Data extracted from a collection:
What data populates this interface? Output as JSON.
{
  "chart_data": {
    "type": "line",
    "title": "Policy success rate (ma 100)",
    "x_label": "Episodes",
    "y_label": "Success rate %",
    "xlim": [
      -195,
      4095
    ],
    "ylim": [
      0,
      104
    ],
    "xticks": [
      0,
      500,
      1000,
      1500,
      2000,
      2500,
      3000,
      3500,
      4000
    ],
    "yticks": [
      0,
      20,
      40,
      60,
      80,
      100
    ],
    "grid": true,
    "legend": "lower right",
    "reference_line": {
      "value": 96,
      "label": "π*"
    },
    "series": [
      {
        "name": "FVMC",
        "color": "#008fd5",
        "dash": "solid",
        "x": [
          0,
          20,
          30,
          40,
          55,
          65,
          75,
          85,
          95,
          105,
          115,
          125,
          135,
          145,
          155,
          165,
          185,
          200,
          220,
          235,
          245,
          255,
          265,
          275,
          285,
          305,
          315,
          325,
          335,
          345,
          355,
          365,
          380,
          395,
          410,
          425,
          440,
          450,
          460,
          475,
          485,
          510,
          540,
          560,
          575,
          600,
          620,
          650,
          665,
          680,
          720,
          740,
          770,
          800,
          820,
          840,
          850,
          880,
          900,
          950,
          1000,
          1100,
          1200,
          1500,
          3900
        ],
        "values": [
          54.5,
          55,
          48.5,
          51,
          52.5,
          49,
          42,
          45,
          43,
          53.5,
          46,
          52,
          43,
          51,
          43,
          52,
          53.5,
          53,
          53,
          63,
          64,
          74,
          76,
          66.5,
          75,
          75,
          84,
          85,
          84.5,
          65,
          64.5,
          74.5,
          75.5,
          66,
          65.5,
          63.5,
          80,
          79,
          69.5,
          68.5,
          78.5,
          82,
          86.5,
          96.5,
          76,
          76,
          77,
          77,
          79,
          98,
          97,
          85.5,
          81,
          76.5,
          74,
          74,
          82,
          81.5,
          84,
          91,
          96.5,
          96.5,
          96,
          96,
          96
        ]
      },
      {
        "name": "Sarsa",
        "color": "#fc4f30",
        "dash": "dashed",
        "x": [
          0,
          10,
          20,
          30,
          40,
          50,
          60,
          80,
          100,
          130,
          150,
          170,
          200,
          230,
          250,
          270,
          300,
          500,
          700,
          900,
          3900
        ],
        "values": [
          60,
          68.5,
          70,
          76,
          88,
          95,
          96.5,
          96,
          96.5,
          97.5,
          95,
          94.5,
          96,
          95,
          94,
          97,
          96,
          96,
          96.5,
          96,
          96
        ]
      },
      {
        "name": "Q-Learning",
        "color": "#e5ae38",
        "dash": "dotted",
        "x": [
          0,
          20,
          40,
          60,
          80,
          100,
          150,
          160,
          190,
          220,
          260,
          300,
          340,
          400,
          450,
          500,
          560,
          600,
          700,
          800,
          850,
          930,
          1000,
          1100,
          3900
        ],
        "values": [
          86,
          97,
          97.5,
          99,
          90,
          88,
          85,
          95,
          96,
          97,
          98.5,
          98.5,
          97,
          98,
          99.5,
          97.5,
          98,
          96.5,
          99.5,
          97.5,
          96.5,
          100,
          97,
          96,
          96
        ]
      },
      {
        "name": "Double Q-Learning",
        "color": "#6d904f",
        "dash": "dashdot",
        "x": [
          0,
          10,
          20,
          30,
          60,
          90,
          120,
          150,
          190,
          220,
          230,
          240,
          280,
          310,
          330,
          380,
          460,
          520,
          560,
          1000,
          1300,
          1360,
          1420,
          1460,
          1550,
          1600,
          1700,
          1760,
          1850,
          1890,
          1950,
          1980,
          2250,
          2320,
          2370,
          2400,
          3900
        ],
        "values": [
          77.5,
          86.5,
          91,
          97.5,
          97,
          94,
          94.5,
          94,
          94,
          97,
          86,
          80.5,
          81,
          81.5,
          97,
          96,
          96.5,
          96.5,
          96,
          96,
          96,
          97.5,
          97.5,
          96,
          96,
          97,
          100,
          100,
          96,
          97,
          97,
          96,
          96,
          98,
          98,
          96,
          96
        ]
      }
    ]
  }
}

==

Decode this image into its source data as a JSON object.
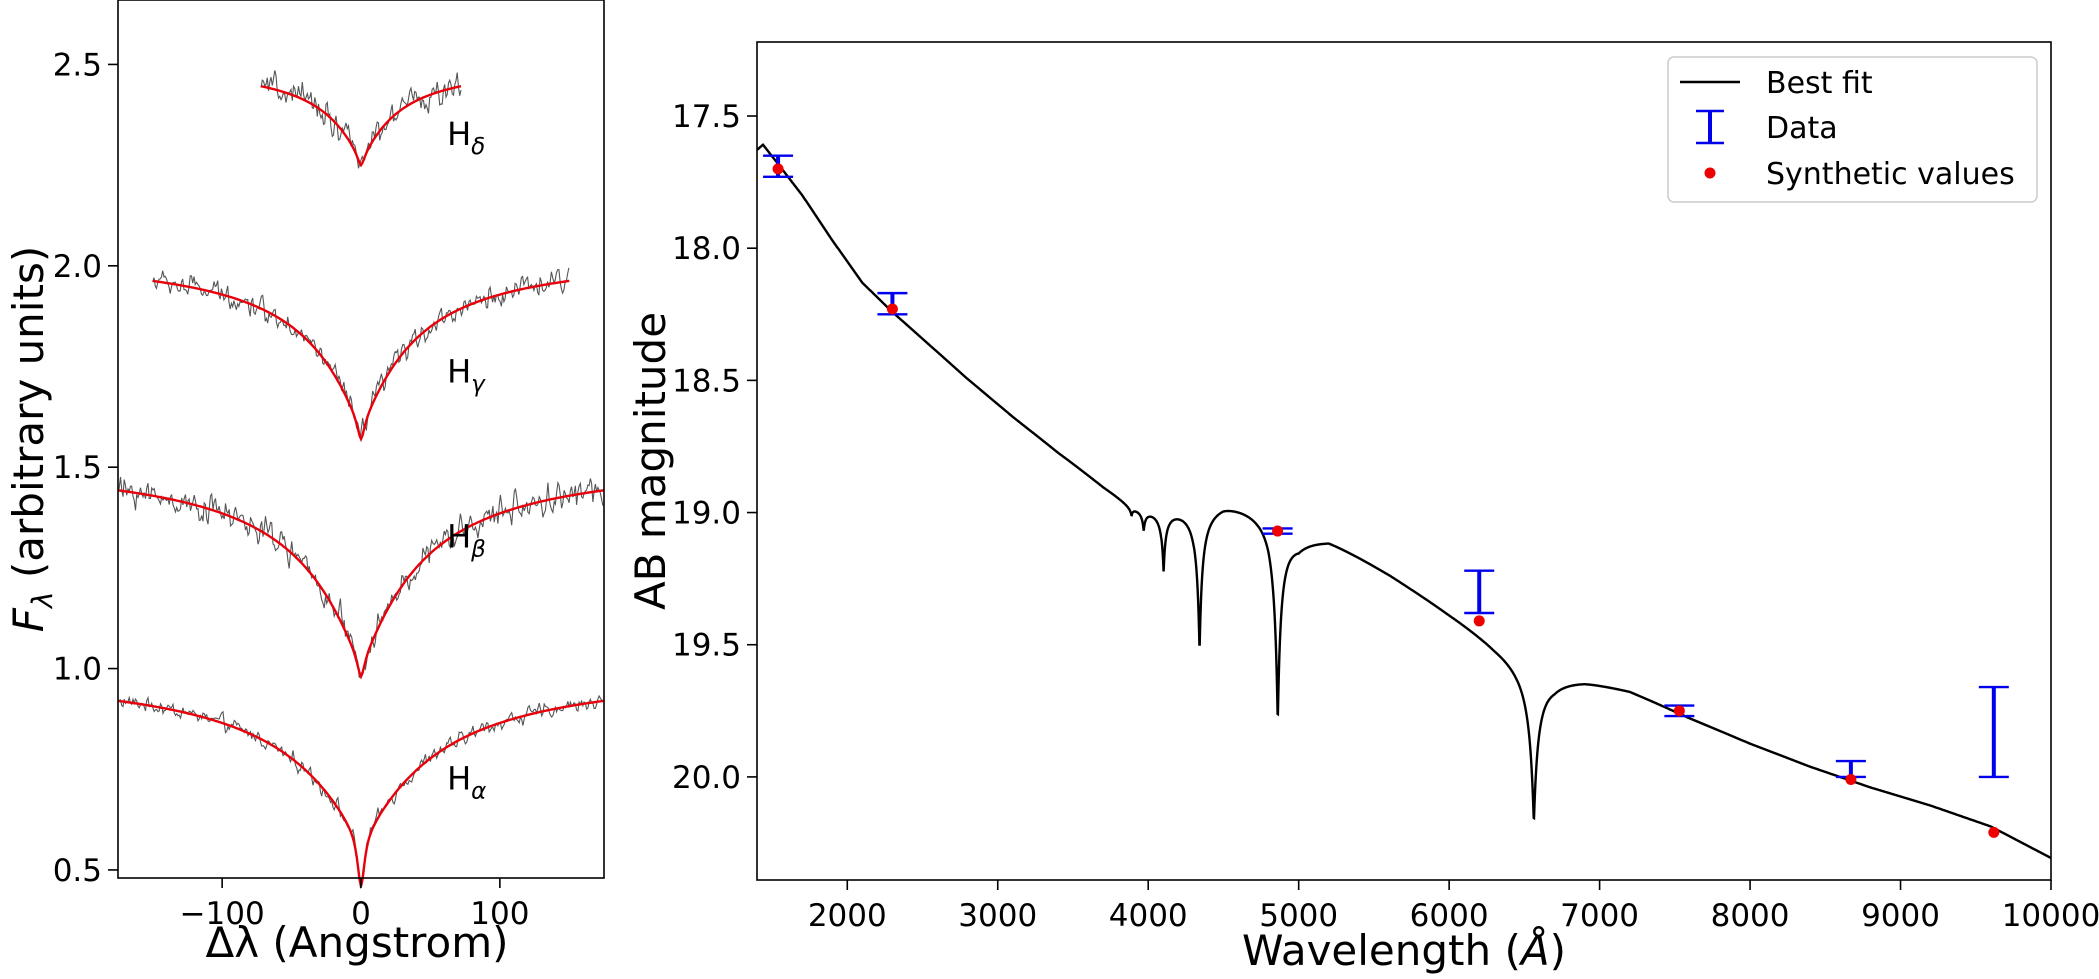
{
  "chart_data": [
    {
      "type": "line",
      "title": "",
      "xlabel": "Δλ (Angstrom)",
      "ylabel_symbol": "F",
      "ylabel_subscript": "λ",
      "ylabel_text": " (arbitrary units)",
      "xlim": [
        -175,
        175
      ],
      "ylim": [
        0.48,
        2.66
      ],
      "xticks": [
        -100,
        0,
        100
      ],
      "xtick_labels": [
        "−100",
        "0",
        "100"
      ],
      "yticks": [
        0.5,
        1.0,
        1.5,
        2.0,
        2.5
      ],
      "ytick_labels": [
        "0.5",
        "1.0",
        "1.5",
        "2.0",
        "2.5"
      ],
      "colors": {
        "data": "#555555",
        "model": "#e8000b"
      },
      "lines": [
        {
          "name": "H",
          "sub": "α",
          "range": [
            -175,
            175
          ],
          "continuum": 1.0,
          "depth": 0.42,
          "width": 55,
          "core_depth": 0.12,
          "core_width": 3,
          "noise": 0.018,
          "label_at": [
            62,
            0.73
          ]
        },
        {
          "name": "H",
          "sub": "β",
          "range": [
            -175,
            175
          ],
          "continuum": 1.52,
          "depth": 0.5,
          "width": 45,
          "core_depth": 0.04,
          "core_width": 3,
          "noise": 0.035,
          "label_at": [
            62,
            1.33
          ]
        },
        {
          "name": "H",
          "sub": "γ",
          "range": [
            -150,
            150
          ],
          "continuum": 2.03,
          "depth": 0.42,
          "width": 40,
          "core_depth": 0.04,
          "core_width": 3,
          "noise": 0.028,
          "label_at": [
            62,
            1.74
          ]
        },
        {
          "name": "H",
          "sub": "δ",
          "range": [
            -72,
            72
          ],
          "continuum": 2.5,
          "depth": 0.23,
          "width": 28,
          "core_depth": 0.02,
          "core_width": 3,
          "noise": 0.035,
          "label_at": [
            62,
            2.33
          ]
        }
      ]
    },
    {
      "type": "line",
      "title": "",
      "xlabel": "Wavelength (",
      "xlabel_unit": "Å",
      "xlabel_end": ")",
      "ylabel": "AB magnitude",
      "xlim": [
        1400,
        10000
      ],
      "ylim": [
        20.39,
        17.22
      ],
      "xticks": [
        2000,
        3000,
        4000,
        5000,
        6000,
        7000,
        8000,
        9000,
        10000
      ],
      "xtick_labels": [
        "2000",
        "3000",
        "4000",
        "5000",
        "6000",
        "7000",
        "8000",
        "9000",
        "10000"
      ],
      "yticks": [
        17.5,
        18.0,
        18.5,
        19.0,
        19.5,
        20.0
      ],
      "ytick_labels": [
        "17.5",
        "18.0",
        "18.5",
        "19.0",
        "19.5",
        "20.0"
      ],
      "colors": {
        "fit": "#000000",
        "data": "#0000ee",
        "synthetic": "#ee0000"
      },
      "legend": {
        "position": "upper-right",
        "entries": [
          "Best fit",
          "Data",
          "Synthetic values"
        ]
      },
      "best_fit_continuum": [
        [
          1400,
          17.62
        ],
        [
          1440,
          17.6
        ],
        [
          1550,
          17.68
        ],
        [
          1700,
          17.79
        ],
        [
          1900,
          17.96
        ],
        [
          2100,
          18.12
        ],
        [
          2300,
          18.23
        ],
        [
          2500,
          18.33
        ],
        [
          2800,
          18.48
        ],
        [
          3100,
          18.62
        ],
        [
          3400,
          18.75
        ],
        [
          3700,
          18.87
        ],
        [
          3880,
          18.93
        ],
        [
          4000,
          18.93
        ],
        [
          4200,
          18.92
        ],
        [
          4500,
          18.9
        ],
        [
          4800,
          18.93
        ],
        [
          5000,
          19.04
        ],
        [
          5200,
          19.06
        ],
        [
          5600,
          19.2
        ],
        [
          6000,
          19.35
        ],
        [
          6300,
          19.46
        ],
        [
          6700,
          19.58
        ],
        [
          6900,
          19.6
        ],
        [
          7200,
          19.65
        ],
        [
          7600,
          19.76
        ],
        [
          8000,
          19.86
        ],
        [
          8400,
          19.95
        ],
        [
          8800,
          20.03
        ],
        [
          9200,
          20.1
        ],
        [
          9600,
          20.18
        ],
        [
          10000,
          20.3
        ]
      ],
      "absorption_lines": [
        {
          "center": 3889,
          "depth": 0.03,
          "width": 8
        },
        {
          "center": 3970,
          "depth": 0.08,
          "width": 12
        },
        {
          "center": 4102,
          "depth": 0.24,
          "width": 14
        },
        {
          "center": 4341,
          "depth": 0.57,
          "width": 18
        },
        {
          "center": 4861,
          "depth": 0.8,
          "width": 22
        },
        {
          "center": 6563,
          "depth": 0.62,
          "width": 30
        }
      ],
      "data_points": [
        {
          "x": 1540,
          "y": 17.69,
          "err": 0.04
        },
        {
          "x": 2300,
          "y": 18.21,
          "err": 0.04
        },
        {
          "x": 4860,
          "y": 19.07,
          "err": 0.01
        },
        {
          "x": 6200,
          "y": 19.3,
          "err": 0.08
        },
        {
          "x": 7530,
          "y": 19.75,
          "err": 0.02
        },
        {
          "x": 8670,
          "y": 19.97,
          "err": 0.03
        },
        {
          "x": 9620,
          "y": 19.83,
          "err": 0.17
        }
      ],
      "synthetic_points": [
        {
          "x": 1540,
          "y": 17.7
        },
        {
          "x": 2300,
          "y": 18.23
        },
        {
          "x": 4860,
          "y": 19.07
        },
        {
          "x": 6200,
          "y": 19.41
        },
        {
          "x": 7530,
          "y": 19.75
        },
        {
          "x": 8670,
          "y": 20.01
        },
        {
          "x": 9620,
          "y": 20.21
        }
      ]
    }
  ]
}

=== WORK TO COMPLETE ===
Which lines hold the word "right"? Copy every one of them.

=== ANSWER FOR THIS EXERCISE ===
    "legend": "lower right",
        "position": "upper-right",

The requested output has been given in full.